# [Belge Bölümü]
_____

Bir gün Halife Ömer’e hanımını şikâyete gelen bir Müslüman, eve yaklaştığı bir sırada Hz. Ömer’in hanımının da Hz. Ömer’e kızdığını duyunca geri döner. Hz. Ömer adamı çağırır ve sorar “Niçin geldin ve niye geri döndün”?
Adam: “Hanımımın bana karşı davranışından sana şikâyet edecektim, ancak senin durumunu görünce vazgeçip geri döndüm” der.
Hz. Ömer: “Bu benim çamaşırımı, bulaşığımı yıkar, yemeğimi yapar, evimin ve ehlimin bekçisidir. Beni haramdan korur ve daha nice işlerimi yapar sıkıntılarıma katlanır. Ben de onun bu kadar kızmasını hoş görüyorum” deyince; şikâyete gelen kimse de: “Sen katlanıyorsan bende katlanırım diye geri dönmüştüm ” der.
Eşler arasında da bir takım acı tatlı, iyi kötü anlar elbette olur. Ancak, kötü anları ve olayları güzel günlerin anısına unutmak bağışlamak ve katlanmak gerekir. Dünya da kusursuz bir insan olması mümkün değildir. Kul Rabbine karşı kusur işleyince, hemcinsine karşı kusursuz olur mu? Elbette kusurumuz olacaktır Ancak ailenin devamı, eşlerin karşılıklı sevgi, saygı ve anlayışlarıyla mümkündür.

_____

# [Çıkarılan Bilgiler]
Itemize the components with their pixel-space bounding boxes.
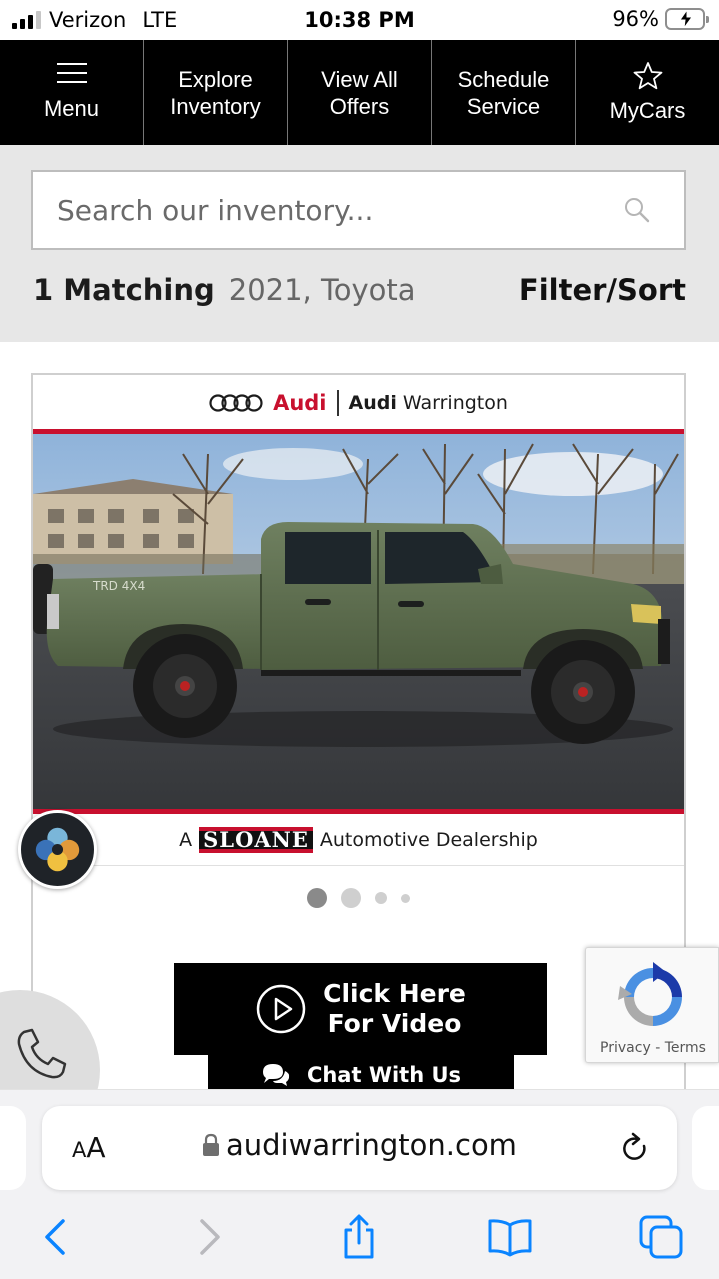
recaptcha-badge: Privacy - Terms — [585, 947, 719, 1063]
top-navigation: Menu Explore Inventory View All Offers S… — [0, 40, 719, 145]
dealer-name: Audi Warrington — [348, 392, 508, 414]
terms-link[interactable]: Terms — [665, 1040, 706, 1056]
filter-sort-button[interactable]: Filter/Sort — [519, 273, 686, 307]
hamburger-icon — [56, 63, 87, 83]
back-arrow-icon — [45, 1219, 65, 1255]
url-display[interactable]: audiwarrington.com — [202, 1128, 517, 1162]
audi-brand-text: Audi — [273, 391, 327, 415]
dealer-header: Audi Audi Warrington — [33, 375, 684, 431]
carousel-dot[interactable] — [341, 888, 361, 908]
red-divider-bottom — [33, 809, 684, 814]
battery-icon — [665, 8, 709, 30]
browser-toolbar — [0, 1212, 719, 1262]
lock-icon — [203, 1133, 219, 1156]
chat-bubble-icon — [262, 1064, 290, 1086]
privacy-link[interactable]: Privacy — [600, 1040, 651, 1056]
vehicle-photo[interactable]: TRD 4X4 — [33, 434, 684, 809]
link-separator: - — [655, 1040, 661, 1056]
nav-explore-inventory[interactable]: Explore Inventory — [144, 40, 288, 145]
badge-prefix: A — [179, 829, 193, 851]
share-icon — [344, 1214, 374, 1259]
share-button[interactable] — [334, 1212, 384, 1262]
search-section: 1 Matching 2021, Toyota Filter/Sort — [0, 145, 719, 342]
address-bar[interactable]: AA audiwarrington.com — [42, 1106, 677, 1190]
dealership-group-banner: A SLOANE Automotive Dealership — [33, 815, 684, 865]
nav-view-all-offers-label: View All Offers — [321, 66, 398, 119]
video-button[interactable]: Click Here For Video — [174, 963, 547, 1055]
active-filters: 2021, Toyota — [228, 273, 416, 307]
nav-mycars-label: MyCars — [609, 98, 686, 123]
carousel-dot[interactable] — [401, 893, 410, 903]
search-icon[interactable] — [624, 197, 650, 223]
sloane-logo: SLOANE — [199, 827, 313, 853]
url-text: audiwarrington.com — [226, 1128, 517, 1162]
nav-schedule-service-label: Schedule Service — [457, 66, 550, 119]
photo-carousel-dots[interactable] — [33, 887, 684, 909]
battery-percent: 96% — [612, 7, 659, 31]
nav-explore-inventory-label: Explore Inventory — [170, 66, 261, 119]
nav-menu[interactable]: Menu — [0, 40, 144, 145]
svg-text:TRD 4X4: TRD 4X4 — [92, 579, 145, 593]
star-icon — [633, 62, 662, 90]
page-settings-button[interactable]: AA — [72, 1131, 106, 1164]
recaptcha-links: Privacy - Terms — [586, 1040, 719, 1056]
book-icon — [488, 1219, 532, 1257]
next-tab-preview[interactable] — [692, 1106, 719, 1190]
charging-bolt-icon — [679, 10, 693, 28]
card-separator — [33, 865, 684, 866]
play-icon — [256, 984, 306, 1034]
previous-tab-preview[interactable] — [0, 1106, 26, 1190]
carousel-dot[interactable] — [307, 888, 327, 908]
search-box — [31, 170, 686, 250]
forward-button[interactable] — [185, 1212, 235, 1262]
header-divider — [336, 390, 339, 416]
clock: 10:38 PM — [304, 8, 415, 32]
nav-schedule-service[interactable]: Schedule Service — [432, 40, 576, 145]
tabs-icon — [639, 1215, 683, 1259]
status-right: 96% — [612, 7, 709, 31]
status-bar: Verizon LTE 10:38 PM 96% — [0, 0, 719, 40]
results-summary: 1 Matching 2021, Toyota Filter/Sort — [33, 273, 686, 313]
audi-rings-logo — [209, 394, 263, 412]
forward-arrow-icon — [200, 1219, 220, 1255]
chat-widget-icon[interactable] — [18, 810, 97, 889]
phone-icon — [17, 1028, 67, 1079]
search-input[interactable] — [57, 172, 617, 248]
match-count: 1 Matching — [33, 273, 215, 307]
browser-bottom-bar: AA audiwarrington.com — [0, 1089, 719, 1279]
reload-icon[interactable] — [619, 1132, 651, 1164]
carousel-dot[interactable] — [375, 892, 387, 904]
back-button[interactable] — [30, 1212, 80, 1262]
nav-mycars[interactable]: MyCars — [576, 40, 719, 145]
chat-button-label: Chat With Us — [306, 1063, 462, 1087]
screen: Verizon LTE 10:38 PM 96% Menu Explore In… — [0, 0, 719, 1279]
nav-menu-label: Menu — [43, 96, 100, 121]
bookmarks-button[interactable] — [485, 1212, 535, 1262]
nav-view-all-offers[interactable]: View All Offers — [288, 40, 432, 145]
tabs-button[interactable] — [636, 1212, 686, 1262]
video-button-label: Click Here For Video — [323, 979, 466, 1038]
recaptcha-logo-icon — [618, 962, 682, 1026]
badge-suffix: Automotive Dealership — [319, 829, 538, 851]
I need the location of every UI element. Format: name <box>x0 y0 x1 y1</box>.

_____

# [Görev Metni 1]
Yukarıdaki metni iki cümleyle özetler misin?
# [Görev Metni 2]
Yukarıdaki metinden, "Eşler arasında da" sözlerinin geçtiği yerden başlayıp "ve anlayışlarıyla mümkündür." sözlerinden sonra biten kısmı olduğu gibi çıkarır mısın?

# [Tam Yanıt 1]
Hanımını şikâyet etmek için Hz. Ömer'e gelen bir adam, Hz. Ömer'in hanımının da ona kızdığını duyunca geri döner; Hz. Ömer ise hanımının kendisi için yaptığı işleri sayarak onun kızmasını hoş gördüğünü söyler. Metin, eşler arasındaki kötü anların bağışlanıp katlanılması gerektiğini ve ailenin devamının eşlerin karşılıklı sevgi, saygı ve anlayışıyla mümkün olduğunu vurgular.

# [Tam Yanıt 2]
Eşler arasında da bir takım acı tatlı, iyi kötü anlar elbette olur. Ancak, kötü anları ve olayları güzel günlerin anısına unutmak bağışlamak ve katlanmak gerekir. Dünya da kusursuz bir insan olması mümkün değildir. Kul Rabbine karşı kusur işleyince, hemcinsine karşı kusursuz olur mu? Elbette kusurumuz olacaktır Ancak ailenin devamı, eşlerin karşılıklı sevgi, saygı ve anlayışlarıyla mümkündür.